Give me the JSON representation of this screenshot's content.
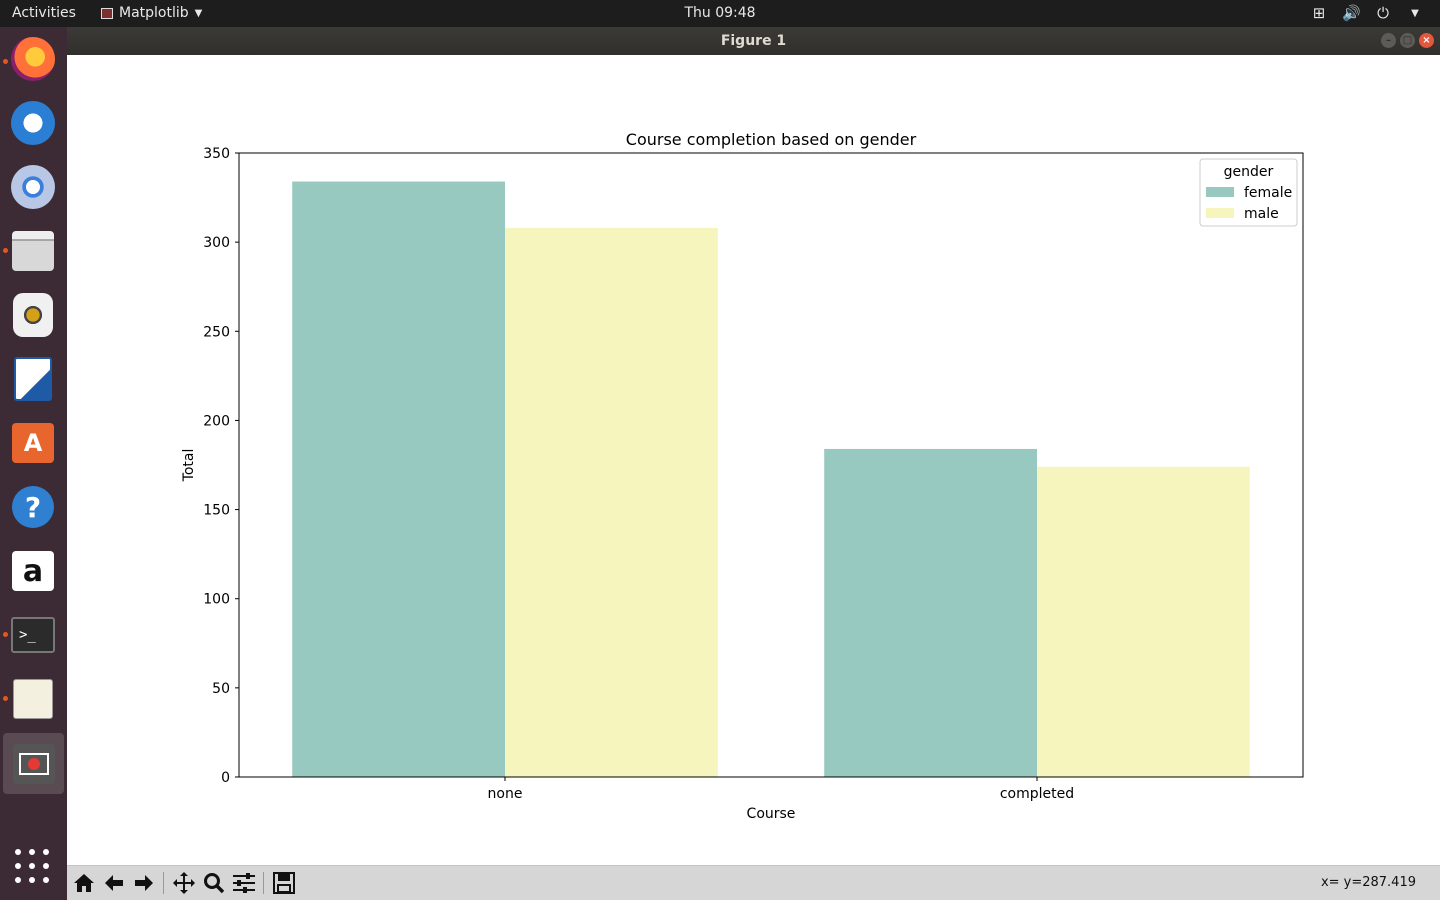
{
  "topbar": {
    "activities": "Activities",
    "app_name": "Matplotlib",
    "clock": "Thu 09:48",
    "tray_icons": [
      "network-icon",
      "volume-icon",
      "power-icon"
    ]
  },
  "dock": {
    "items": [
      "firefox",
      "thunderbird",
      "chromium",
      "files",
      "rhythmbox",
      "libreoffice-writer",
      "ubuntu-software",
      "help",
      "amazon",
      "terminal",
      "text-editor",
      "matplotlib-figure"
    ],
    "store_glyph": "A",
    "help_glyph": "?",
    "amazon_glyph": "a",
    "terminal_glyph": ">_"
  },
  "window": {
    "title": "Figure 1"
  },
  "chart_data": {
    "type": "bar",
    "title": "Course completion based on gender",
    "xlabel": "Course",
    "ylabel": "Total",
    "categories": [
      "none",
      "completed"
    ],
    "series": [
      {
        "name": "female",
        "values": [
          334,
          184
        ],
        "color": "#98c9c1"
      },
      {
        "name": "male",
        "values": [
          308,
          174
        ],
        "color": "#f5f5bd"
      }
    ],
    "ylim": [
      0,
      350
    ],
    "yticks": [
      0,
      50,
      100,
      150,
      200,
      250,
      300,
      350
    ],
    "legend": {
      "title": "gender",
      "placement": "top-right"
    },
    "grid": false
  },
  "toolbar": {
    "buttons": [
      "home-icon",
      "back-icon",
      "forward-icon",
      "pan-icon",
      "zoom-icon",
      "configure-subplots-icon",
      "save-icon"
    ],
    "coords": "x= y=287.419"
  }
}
::::
> _Directions_
In the entries above, find the lines containing the word "title" and say how many there are, with no other words.

> _Response to the exercise_
3